GIVEN PROBLEM: Scan the data beneath this task and copy each line that includes "Έκθεσης".

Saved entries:

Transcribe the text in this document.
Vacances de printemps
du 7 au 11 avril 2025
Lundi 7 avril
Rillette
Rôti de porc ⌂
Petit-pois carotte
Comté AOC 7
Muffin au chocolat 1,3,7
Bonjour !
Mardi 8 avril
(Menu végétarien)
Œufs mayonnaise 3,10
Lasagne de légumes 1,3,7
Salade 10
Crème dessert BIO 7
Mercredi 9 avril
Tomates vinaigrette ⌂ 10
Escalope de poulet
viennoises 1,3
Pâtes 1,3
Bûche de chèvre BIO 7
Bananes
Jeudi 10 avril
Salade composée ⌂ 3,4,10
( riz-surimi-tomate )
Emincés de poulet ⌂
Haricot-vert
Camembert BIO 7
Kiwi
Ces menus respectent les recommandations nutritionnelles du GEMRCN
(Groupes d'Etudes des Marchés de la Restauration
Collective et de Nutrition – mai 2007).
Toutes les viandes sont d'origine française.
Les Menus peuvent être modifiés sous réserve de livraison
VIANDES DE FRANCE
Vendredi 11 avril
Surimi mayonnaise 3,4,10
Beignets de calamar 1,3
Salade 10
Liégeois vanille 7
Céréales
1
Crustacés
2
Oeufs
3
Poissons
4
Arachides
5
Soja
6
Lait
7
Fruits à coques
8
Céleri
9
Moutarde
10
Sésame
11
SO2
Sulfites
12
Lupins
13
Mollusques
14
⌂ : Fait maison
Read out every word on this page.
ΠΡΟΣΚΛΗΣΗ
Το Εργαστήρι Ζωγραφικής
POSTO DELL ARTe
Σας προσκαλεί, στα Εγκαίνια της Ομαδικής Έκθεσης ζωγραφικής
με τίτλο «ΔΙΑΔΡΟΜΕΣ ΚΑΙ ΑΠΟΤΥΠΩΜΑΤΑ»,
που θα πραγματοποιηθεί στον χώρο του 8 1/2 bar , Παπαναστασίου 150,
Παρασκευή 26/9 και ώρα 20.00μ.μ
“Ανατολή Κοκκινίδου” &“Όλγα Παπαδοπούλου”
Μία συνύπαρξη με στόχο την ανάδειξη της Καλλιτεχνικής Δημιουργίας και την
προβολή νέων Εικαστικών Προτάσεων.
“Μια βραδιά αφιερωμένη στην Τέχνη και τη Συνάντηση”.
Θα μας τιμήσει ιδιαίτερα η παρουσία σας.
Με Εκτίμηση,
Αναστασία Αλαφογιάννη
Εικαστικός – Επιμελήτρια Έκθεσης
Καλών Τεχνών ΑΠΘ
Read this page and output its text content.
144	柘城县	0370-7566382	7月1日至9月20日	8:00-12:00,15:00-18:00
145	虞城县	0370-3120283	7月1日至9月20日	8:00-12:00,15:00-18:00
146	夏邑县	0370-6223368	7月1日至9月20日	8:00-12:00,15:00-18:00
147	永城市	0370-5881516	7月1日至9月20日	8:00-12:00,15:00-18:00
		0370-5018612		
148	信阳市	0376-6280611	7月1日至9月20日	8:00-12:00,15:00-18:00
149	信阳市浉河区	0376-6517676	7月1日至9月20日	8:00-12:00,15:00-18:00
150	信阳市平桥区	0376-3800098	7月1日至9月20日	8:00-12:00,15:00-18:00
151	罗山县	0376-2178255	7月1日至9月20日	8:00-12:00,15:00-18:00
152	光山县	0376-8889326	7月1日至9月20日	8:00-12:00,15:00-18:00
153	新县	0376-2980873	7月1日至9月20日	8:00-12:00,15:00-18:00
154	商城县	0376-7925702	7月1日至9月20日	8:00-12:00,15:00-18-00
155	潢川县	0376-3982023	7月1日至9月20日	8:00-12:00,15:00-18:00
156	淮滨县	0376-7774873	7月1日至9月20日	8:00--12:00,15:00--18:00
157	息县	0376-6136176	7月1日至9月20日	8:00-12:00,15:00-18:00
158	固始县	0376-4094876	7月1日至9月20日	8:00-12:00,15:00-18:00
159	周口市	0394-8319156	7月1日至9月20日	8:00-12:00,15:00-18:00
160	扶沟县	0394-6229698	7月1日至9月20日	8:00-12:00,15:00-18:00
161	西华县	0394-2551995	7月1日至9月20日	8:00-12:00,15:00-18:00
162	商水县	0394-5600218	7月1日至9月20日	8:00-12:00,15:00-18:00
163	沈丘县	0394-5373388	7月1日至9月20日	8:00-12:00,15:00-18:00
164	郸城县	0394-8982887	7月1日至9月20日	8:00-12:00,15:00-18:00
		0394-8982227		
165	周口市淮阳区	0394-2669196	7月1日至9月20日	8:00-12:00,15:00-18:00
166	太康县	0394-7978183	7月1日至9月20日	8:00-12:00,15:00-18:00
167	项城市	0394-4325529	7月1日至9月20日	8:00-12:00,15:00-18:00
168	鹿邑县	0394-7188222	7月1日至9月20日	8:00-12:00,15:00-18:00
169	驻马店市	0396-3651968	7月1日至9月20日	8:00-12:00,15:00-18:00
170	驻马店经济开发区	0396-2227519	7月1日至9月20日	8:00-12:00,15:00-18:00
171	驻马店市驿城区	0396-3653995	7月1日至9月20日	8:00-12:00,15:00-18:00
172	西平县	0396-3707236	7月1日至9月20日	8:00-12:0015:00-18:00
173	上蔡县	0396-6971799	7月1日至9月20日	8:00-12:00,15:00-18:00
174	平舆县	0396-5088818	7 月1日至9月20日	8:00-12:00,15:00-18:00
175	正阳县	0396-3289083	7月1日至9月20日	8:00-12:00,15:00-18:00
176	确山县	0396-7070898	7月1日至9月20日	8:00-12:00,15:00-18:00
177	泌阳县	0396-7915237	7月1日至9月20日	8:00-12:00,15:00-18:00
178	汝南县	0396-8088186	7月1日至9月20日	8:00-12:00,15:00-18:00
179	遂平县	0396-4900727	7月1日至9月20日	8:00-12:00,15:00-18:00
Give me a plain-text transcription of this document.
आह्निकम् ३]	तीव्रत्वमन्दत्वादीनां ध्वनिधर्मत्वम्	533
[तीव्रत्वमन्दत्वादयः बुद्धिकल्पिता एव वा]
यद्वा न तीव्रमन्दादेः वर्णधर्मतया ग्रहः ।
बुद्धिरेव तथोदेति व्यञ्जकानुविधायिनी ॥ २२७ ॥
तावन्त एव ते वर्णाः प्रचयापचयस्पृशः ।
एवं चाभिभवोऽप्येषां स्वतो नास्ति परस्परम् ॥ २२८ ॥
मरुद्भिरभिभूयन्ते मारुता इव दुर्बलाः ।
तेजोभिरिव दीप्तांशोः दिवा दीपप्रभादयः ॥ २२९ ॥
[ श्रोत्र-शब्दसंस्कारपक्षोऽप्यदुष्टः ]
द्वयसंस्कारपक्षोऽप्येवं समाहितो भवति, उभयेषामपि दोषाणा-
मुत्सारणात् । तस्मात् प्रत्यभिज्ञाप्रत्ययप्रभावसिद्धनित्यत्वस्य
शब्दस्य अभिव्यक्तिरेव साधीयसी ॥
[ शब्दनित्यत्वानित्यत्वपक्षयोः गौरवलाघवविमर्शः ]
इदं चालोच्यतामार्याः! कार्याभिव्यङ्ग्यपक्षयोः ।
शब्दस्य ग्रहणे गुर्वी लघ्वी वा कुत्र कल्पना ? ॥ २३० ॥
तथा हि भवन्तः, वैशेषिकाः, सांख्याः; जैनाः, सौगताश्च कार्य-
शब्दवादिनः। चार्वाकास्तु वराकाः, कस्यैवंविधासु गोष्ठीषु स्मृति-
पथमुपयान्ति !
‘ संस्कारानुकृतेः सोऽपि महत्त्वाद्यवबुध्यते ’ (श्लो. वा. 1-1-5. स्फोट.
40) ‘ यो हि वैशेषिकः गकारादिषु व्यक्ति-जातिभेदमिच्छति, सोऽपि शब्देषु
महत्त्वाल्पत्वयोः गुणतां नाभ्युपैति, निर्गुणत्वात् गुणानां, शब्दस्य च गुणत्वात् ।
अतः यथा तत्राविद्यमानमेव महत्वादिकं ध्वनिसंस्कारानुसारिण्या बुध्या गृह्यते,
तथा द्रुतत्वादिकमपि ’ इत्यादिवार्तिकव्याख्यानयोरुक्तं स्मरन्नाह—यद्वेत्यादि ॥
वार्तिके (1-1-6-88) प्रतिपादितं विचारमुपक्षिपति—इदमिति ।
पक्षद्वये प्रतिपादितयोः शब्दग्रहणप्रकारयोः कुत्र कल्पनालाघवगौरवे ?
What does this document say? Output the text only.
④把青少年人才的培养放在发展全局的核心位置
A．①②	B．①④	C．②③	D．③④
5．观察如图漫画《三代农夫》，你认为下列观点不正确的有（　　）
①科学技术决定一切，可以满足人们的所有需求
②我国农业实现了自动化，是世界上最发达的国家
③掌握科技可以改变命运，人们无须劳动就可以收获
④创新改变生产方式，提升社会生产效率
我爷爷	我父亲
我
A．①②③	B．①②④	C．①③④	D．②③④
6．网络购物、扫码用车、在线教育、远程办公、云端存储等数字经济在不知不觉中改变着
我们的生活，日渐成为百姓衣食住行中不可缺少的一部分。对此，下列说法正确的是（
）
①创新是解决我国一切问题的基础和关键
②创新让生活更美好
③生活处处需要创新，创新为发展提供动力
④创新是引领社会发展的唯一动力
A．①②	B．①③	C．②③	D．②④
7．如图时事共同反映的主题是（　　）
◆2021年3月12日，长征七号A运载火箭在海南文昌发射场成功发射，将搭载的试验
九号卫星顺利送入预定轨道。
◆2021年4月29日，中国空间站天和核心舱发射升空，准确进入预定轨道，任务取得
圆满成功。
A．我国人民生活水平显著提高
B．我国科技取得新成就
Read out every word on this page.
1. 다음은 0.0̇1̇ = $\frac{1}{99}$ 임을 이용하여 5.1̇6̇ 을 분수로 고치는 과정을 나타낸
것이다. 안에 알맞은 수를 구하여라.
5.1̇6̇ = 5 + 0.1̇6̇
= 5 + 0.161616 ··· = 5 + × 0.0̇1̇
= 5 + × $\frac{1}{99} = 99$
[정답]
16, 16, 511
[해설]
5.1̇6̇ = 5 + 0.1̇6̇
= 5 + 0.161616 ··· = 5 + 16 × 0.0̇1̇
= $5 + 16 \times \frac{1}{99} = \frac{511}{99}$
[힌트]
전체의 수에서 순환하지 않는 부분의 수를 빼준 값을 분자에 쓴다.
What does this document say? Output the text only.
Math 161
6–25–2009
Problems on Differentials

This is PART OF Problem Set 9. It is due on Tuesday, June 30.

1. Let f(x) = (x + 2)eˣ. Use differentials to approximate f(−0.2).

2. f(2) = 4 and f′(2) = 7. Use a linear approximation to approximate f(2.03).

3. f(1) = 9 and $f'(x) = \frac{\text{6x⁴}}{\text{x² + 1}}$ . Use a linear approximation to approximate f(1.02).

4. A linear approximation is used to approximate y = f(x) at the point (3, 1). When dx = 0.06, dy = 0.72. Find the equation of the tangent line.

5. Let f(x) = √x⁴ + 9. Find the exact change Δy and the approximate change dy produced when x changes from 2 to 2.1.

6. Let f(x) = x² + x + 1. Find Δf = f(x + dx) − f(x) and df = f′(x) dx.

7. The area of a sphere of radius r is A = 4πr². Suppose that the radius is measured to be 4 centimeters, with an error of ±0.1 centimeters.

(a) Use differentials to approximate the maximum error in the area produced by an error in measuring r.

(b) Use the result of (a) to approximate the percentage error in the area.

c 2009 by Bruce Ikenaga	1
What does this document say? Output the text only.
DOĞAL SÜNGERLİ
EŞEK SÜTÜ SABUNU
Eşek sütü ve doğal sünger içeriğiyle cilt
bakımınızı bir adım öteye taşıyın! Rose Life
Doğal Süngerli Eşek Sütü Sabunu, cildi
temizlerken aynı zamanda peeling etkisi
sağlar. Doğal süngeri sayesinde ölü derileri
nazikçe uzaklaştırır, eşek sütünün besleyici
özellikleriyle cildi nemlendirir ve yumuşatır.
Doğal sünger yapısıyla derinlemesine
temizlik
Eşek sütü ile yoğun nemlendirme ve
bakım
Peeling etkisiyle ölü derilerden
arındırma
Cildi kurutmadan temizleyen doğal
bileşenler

SOLUTION TO THE PROBLEM:
Σας προσκαλεί, στα Εγκαίνια της Ομαδικής Έκθεσης ζωγραφικής
Εικαστικός – Επιμελήτρια Έκθεσης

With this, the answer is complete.